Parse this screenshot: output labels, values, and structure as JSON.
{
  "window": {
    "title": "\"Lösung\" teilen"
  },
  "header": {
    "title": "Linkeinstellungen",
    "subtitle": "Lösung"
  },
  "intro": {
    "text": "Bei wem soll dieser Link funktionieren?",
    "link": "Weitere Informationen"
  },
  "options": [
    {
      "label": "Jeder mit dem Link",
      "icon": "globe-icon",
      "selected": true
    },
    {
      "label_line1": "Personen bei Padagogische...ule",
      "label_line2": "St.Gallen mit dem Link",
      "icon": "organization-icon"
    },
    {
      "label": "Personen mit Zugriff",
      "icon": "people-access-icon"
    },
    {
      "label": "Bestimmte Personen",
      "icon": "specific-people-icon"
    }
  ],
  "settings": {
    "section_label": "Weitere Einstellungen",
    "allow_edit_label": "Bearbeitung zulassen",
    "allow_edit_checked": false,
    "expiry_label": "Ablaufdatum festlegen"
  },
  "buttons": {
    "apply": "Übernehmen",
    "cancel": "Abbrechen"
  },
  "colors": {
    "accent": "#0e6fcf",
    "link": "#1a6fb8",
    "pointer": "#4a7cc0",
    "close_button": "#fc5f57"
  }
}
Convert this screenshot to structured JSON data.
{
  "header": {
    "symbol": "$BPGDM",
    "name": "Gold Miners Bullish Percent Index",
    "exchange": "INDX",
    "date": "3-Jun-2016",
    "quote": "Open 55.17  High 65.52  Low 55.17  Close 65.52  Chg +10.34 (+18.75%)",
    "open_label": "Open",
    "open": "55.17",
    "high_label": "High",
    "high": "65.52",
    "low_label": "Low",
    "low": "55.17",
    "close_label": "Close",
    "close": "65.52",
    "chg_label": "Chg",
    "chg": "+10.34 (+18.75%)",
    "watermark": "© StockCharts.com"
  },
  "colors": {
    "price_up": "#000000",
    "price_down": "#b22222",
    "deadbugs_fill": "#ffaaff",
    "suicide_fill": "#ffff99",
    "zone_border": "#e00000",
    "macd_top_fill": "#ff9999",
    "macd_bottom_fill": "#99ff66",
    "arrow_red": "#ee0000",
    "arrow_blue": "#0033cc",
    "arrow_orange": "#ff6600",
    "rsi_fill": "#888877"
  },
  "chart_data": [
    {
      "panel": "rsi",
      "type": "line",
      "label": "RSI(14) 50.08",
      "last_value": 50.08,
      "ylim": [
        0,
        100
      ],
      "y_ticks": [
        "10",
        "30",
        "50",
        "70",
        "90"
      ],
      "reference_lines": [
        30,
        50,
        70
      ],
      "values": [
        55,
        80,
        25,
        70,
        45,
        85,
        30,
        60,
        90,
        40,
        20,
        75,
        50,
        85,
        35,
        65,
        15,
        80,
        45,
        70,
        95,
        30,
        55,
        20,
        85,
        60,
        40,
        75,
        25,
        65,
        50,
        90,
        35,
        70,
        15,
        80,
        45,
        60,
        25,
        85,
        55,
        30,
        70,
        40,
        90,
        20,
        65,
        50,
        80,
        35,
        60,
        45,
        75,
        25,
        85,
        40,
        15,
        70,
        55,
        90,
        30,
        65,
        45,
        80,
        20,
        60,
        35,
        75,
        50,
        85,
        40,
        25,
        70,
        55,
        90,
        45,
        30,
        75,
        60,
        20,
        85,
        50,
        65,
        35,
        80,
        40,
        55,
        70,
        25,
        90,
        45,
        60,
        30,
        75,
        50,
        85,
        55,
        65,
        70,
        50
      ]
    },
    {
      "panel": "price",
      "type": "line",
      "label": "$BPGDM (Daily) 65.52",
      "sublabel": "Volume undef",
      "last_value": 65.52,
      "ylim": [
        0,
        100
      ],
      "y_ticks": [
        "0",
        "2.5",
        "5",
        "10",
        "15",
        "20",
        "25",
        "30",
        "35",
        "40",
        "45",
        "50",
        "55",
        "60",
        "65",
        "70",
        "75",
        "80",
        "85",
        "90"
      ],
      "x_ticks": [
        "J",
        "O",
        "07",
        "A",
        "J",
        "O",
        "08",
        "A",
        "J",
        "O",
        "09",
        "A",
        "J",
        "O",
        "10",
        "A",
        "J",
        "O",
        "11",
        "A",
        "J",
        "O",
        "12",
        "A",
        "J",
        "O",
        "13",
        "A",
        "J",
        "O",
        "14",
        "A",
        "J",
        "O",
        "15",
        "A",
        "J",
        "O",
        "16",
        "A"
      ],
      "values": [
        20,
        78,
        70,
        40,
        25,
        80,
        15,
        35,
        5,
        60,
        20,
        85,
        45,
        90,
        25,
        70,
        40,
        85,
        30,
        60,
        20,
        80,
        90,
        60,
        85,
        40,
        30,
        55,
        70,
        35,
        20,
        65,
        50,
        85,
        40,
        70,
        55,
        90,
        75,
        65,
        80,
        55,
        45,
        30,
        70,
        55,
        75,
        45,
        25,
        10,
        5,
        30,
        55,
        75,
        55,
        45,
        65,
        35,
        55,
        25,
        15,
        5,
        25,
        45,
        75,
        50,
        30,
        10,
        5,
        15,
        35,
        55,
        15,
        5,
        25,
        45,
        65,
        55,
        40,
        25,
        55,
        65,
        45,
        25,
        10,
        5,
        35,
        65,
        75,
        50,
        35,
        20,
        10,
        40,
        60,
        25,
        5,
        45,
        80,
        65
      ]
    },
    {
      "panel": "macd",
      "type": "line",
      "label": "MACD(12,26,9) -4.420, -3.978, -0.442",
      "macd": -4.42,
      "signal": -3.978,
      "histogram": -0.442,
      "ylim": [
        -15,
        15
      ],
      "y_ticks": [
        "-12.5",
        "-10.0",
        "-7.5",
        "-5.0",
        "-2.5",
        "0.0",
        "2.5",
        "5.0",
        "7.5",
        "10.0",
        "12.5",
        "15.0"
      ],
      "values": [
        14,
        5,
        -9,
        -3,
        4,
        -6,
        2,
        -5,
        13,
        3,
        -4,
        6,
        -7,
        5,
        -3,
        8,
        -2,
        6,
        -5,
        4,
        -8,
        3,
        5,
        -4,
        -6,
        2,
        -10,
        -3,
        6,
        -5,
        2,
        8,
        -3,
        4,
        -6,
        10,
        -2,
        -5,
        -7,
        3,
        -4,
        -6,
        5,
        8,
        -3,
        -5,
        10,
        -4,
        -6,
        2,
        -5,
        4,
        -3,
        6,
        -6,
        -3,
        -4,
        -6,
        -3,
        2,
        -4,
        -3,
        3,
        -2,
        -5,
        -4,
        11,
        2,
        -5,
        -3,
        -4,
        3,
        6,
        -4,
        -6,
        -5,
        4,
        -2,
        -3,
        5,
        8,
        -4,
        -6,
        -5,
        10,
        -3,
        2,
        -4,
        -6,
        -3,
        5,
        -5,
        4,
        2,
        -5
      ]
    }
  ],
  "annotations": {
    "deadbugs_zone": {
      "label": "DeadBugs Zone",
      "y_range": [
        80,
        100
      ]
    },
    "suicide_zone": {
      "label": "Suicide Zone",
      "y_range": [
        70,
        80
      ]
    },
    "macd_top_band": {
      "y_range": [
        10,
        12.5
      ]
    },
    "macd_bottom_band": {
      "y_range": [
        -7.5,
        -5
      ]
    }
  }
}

-- Stated goal --
Look above for every line with the word "JSON" and copy it.

-- Response below --
Parse this screenshot: output labels, values, and structure as JSON.
Convert this screenshot to structured JSON data.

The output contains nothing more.